Start Dataset
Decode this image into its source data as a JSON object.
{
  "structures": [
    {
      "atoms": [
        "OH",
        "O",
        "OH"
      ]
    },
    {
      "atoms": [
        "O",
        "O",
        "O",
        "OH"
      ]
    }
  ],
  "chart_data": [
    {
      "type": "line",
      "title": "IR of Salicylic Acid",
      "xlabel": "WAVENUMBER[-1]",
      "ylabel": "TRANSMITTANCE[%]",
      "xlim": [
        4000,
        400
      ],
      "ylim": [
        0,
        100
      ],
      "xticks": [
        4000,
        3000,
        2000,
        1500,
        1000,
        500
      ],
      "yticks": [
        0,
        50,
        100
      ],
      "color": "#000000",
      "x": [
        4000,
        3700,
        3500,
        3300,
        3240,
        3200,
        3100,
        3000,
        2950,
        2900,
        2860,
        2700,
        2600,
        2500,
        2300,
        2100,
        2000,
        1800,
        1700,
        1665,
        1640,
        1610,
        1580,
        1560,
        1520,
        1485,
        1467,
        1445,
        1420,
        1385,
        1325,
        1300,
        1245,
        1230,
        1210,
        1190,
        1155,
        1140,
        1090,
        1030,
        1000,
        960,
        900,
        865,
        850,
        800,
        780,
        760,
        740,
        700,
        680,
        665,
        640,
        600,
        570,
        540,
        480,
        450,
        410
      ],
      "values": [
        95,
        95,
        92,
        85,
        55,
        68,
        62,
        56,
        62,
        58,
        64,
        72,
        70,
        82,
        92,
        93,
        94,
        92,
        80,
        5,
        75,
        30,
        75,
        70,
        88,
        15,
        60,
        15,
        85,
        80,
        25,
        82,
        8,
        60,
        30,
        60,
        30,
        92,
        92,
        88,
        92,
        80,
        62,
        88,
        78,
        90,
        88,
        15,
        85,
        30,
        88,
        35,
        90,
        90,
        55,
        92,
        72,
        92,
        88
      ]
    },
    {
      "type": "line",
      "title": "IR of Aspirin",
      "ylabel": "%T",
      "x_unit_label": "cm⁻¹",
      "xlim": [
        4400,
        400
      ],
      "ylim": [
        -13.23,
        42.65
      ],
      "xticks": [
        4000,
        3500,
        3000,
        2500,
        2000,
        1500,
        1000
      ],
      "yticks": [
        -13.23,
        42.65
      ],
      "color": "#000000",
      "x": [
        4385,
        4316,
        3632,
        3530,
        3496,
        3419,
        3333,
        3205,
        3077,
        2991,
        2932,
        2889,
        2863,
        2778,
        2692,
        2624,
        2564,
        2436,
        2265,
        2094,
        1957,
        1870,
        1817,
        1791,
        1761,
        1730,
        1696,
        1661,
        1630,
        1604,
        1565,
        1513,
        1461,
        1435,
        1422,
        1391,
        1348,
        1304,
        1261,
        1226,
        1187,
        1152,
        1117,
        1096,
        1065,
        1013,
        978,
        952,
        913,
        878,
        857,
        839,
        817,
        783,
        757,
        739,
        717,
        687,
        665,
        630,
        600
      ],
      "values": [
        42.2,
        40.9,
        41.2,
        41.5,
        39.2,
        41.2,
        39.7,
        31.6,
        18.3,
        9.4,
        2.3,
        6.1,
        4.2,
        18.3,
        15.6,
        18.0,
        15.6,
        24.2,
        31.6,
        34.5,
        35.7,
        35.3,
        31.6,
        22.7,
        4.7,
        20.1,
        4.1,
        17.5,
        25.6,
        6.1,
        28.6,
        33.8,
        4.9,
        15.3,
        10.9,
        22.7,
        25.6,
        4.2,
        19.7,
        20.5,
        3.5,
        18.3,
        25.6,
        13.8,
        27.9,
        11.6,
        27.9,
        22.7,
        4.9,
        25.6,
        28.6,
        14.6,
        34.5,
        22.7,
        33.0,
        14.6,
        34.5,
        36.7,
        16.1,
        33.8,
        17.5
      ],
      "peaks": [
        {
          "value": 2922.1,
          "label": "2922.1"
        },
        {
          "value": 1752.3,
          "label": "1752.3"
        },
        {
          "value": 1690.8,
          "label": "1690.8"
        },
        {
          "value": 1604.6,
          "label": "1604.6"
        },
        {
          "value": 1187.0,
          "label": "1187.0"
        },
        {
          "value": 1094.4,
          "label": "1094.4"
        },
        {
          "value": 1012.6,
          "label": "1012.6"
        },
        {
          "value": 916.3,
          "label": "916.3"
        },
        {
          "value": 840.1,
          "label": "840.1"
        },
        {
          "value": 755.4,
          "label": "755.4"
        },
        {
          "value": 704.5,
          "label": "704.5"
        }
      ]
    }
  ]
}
End Dataset
● **Requirements**: Take the listing above and set it down exactly.

● **Answer for this exercise**:
Decode this image into its source data as a JSON object.
{
  "structures": [
    {
      "atoms": [
        "OH",
        "O",
        "OH"
      ]
    },
    {
      "atoms": [
        "O",
        "O",
        "O",
        "OH"
      ]
    }
  ],
  "chart_data": [
    {
      "type": "line",
      "title": "IR of Salicylic Acid",
      "xlabel": "WAVENUMBER[-1]",
      "ylabel": "TRANSMITTANCE[%]",
      "xlim": [
        4000,
        400
      ],
      "ylim": [
        0,
        100
      ],
      "xticks": [
        4000,
        3000,
        2000,
        1500,
        1000,
        500
      ],
      "yticks": [
        0,
        50,
        100
      ],
      "color": "#000000",
      "x": [
        4000,
        3700,
        3500,
        3300,
        3240,
        3200,
        3100,
        3000,
        2950,
        2900,
        2860,
        2700,
        2600,
        2500,
        2300,
        2100,
        2000,
        1800,
        1700,
        1665,
        1640,
        1610,
        1580,
        1560,
        1520,
        1485,
        1467,
        1445,
        1420,
        1385,
        1325,
        1300,
        1245,
        1230,
        1210,
        1190,
        1155,
        1140,
        1090,
        1030,
        1000,
        960,
        900,
        865,
        850,
        800,
        780,
        760,
        740,
        700,
        680,
        665,
        640,
        600,
        570,
        540,
        480,
        450,
        410
      ],
      "values": [
        95,
        95,
        92,
        85,
        55,
        68,
        62,
        56,
        62,
        58,
        64,
        72,
        70,
        82,
        92,
        93,
        94,
        92,
        80,
        5,
        75,
        30,
        75,
        70,
        88,
        15,
        60,
        15,
        85,
        80,
        25,
        82,
        8,
        60,
        30,
        60,
        30,
        92,
        92,
        88,
        92,
        80,
        62,
        88,
        78,
        90,
        88,
        15,
        85,
        30,
        88,
        35,
        90,
        90,
        55,
        92,
        72,
        92,
        88
      ]
    },
    {
      "type": "line",
      "title": "IR of Aspirin",
      "ylabel": "%T",
      "x_unit_label": "cm⁻¹",
      "xlim": [
        4400,
        400
      ],
      "ylim": [
        -13.23,
        42.65
      ],
      "xticks": [
        4000,
        3500,
        3000,
        2500,
        2000,
        1500,
        1000
      ],
      "yticks": [
        -13.23,
        42.65
      ],
      "color": "#000000",
      "x": [
        4385,
        4316,
        3632,
        3530,
        3496,
        3419,
        3333,
        3205,
        3077,
        2991,
        2932,
        2889,
        2863,
        2778,
        2692,
        2624,
        2564,
        2436,
        2265,
        2094,
        1957,
        1870,
        1817,
        1791,
        1761,
        1730,
        1696,
        1661,
        1630,
        1604,
        1565,
        1513,
        1461,
        1435,
        1422,
        1391,
        1348,
        1304,
        1261,
        1226,
        1187,
        1152,
        1117,
        1096,
        1065,
        1013,
        978,
        952,
        913,
        878,
        857,
        839,
        817,
        783,
        757,
        739,
        717,
        687,
        665,
        630,
        600
      ],
      "values": [
        42.2,
        40.9,
        41.2,
        41.5,
        39.2,
        41.2,
        39.7,
        31.6,
        18.3,
        9.4,
        2.3,
        6.1,
        4.2,
        18.3,
        15.6,
        18.0,
        15.6,
        24.2,
        31.6,
        34.5,
        35.7,
        35.3,
        31.6,
        22.7,
        4.7,
        20.1,
        4.1,
        17.5,
        25.6,
        6.1,
        28.6,
        33.8,
        4.9,
        15.3,
        10.9,
        22.7,
        25.6,
        4.2,
        19.7,
        20.5,
        3.5,
        18.3,
        25.6,
        13.8,
        27.9,
        11.6,
        27.9,
        22.7,
        4.9,
        25.6,
        28.6,
        14.6,
        34.5,
        22.7,
        33.0,
        14.6,
        34.5,
        36.7,
        16.1,
        33.8,
        17.5
      ],
      "peaks": [
        {
          "value": 2922.1,
          "label": "2922.1"
        },
        {
          "value": 1752.3,
          "label": "1752.3"
        },
        {
          "value": 1690.8,
          "label": "1690.8"
        },
        {
          "value": 1604.6,
          "label": "1604.6"
        },
        {
          "value": 1187.0,
          "label": "1187.0"
        },
        {
          "value": 1094.4,
          "label": "1094.4"
        },
        {
          "value": 1012.6,
          "label": "1012.6"
        },
        {
          "value": 916.3,
          "label": "916.3"
        },
        {
          "value": 840.1,
          "label": "840.1"
        },
        {
          "value": 755.4,
          "label": "755.4"
        },
        {
          "value": 704.5,
          "label": "704.5"
        }
      ]
    }
  ]
}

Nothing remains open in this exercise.